═══ Available records

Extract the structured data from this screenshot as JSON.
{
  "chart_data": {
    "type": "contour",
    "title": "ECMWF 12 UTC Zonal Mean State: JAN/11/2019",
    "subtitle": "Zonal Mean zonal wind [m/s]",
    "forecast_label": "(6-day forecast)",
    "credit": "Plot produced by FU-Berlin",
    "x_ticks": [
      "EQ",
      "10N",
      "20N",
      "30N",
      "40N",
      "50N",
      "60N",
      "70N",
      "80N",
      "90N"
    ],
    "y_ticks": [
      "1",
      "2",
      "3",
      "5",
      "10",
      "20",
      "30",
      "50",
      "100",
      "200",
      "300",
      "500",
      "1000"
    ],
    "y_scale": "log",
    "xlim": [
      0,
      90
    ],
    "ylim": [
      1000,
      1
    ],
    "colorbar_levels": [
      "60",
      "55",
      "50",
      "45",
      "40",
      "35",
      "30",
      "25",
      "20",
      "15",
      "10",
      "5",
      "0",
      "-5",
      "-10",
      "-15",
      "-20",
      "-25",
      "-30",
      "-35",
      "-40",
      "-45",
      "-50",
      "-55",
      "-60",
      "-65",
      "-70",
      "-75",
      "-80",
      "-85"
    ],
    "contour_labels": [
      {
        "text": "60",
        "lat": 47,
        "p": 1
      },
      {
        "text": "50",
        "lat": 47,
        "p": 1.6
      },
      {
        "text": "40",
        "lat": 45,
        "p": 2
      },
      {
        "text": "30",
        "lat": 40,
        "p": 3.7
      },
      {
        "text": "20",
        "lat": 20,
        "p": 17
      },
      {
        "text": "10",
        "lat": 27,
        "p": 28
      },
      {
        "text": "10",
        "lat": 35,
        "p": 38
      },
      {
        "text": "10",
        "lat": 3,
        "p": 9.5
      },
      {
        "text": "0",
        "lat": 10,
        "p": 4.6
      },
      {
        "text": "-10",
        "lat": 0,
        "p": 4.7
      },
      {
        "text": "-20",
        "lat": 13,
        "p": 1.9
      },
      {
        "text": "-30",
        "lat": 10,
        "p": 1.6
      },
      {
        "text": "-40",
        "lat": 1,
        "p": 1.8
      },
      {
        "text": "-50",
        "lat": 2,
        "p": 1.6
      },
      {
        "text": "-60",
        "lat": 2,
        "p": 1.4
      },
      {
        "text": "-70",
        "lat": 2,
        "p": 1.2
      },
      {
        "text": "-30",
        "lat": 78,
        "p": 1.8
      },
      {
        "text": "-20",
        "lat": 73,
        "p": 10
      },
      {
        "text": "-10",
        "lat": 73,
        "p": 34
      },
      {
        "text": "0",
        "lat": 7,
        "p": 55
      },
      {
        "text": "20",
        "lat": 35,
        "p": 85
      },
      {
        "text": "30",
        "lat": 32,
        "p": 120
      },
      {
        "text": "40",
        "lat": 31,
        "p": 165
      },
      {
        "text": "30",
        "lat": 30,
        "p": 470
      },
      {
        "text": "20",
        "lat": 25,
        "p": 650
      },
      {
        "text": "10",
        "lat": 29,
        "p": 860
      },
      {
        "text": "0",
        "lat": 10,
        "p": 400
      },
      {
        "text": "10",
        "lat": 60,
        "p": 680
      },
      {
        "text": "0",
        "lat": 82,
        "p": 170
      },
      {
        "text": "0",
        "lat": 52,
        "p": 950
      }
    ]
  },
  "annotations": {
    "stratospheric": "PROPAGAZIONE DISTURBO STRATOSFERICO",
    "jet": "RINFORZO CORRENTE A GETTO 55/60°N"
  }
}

══════

Your task is to output the full set of records exactly as presented.

Extract the structured data from this screenshot as JSON.
{
  "chart_data": {
    "type": "contour",
    "title": "ECMWF 12 UTC Zonal Mean State: JAN/11/2019",
    "subtitle": "Zonal Mean zonal wind [m/s]",
    "forecast_label": "(6-day forecast)",
    "credit": "Plot produced by FU-Berlin",
    "x_ticks": [
      "EQ",
      "10N",
      "20N",
      "30N",
      "40N",
      "50N",
      "60N",
      "70N",
      "80N",
      "90N"
    ],
    "y_ticks": [
      "1",
      "2",
      "3",
      "5",
      "10",
      "20",
      "30",
      "50",
      "100",
      "200",
      "300",
      "500",
      "1000"
    ],
    "y_scale": "log",
    "xlim": [
      0,
      90
    ],
    "ylim": [
      1000,
      1
    ],
    "colorbar_levels": [
      "60",
      "55",
      "50",
      "45",
      "40",
      "35",
      "30",
      "25",
      "20",
      "15",
      "10",
      "5",
      "0",
      "-5",
      "-10",
      "-15",
      "-20",
      "-25",
      "-30",
      "-35",
      "-40",
      "-45",
      "-50",
      "-55",
      "-60",
      "-65",
      "-70",
      "-75",
      "-80",
      "-85"
    ],
    "contour_labels": [
      {
        "text": "60",
        "lat": 47,
        "p": 1
      },
      {
        "text": "50",
        "lat": 47,
        "p": 1.6
      },
      {
        "text": "40",
        "lat": 45,
        "p": 2
      },
      {
        "text": "30",
        "lat": 40,
        "p": 3.7
      },
      {
        "text": "20",
        "lat": 20,
        "p": 17
      },
      {
        "text": "10",
        "lat": 27,
        "p": 28
      },
      {
        "text": "10",
        "lat": 35,
        "p": 38
      },
      {
        "text": "10",
        "lat": 3,
        "p": 9.5
      },
      {
        "text": "0",
        "lat": 10,
        "p": 4.6
      },
      {
        "text": "-10",
        "lat": 0,
        "p": 4.7
      },
      {
        "text": "-20",
        "lat": 13,
        "p": 1.9
      },
      {
        "text": "-30",
        "lat": 10,
        "p": 1.6
      },
      {
        "text": "-40",
        "lat": 1,
        "p": 1.8
      },
      {
        "text": "-50",
        "lat": 2,
        "p": 1.6
      },
      {
        "text": "-60",
        "lat": 2,
        "p": 1.4
      },
      {
        "text": "-70",
        "lat": 2,
        "p": 1.2
      },
      {
        "text": "-30",
        "lat": 78,
        "p": 1.8
      },
      {
        "text": "-20",
        "lat": 73,
        "p": 10
      },
      {
        "text": "-10",
        "lat": 73,
        "p": 34
      },
      {
        "text": "0",
        "lat": 7,
        "p": 55
      },
      {
        "text": "20",
        "lat": 35,
        "p": 85
      },
      {
        "text": "30",
        "lat": 32,
        "p": 120
      },
      {
        "text": "40",
        "lat": 31,
        "p": 165
      },
      {
        "text": "30",
        "lat": 30,
        "p": 470
      },
      {
        "text": "20",
        "lat": 25,
        "p": 650
      },
      {
        "text": "10",
        "lat": 29,
        "p": 860
      },
      {
        "text": "0",
        "lat": 10,
        "p": 400
      },
      {
        "text": "10",
        "lat": 60,
        "p": 680
      },
      {
        "text": "0",
        "lat": 82,
        "p": 170
      },
      {
        "text": "0",
        "lat": 52,
        "p": 950
      }
    ]
  },
  "annotations": {
    "stratospheric": "PROPAGAZIONE DISTURBO STRATOSFERICO",
    "jet": "RINFORZO CORRENTE A GETTO 55/60°N"
  }
}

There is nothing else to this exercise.